→ **Exercise directions**
Filtering the records below, copy only those lines that include the word "Mohammed".

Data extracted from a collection
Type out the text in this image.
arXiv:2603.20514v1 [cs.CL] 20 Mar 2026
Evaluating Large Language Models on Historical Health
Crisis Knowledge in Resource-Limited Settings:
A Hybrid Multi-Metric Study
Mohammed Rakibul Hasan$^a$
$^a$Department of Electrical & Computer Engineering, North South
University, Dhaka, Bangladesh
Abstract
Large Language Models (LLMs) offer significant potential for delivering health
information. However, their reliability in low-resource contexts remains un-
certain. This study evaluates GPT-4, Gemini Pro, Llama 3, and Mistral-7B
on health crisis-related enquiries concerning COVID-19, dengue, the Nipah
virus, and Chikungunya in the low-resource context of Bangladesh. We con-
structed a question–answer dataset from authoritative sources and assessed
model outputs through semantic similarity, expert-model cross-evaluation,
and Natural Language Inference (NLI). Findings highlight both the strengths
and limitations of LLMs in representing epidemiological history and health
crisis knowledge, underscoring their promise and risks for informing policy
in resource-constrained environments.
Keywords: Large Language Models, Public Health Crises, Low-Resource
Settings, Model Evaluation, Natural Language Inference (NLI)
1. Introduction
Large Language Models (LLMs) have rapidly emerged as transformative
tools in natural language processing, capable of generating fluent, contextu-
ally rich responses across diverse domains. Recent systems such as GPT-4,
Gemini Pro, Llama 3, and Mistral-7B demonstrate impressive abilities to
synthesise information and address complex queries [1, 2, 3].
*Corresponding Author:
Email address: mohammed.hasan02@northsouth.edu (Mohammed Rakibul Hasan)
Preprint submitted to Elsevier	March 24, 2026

→ **Result of this exercise**
Mohammed Rakibul Hasan$^a$
Email address: mohammed.hasan02@northsouth.edu (Mohammed Rakibul Hasan)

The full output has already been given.